WHAT TO DO:
Find all lines in the records that include the word "desde", and copy them out.

[Data extracted from a collection]
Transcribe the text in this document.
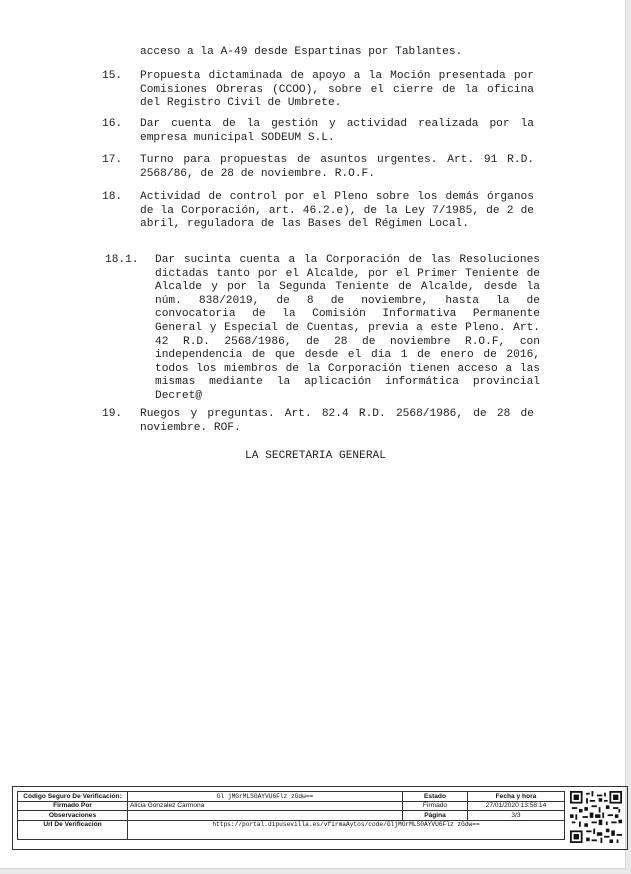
acceso a la A-49 desde Espartinas por Tablantes.
15. Propuesta dictaminada de apoyo a la Moción presentada por Comisiones Obreras (CCOO), sobre el cierre de la oficina del Registro Civil de Umbrete.
16. Dar cuenta de la gestión y actividad realizada por la empresa municipal SODEUM S.L.
17. Turno para propuestas de asuntos urgentes. Art. 91 R.D. 2568/86, de 28 de noviembre. R.O.F.
18. Actividad de control por el Pleno sobre los demás órganos de la Corporación, art. 46.2.e), de la Ley 7/1985, de 2 de abril, reguladora de las Bases del Régimen Local.
18.1. Dar sucinta cuenta a la Corporación de las Resoluciones dictadas tanto por el Alcalde, por el Primer Teniente de Alcalde y por la Segunda Teniente de Alcalde, desde la núm. 838/2019, de 8 de noviembre, hasta la de convocatoria de la Comisión Informativa Permanente General y Especial de Cuentas, previa a este Pleno. Art. 42 R.D. 2568/1986, de 28 de noviembre R.O.F, con independencia de que desde el dia 1 de enero de 2016, todos los miembros de la Corporación tienen acceso a las mismas mediante la aplicación informática provincial Decret@
19. Ruegos y preguntas. Art. 82.4 R.D. 2568/1986, de 28 de noviembre. ROF.
LA SECRETARIA GENERAL
Código Seguro De Verificación:	Gl jMGrMLS0AYVU6Flz zGdw==	Estado	Fecha y hora
Firmado Por	Alicia Gonzalez Carmona	Firmado	27/01/2020 13:58:14
Observaciones		Página	3/3
Url De Verificación	https://portal.dipusevilla.es/vfirmaAytos/code/GljMGrMLS0AYVU6Flz zGdw==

THE ANSWER:
acceso a la A-49 desde Espartinas por Tablantes.
18.1. Dar sucinta cuenta a la Corporación de las Resoluciones dictadas tanto por el Alcalde, por el Primer Teniente de Alcalde y por la Segunda Teniente de Alcalde, desde la núm. 838/2019, de 8 de noviembre, hasta la de convocatoria de la Comisión Informativa Permanente General y Especial de Cuentas, previa a este Pleno. Art. 42 R.D. 2568/1986, de 28 de noviembre R.O.F, con independencia de que desde el dia 1 de enero de 2016, todos los miembros de la Corporación tienen acceso a las mismas mediante la aplicación informática provincial Decret@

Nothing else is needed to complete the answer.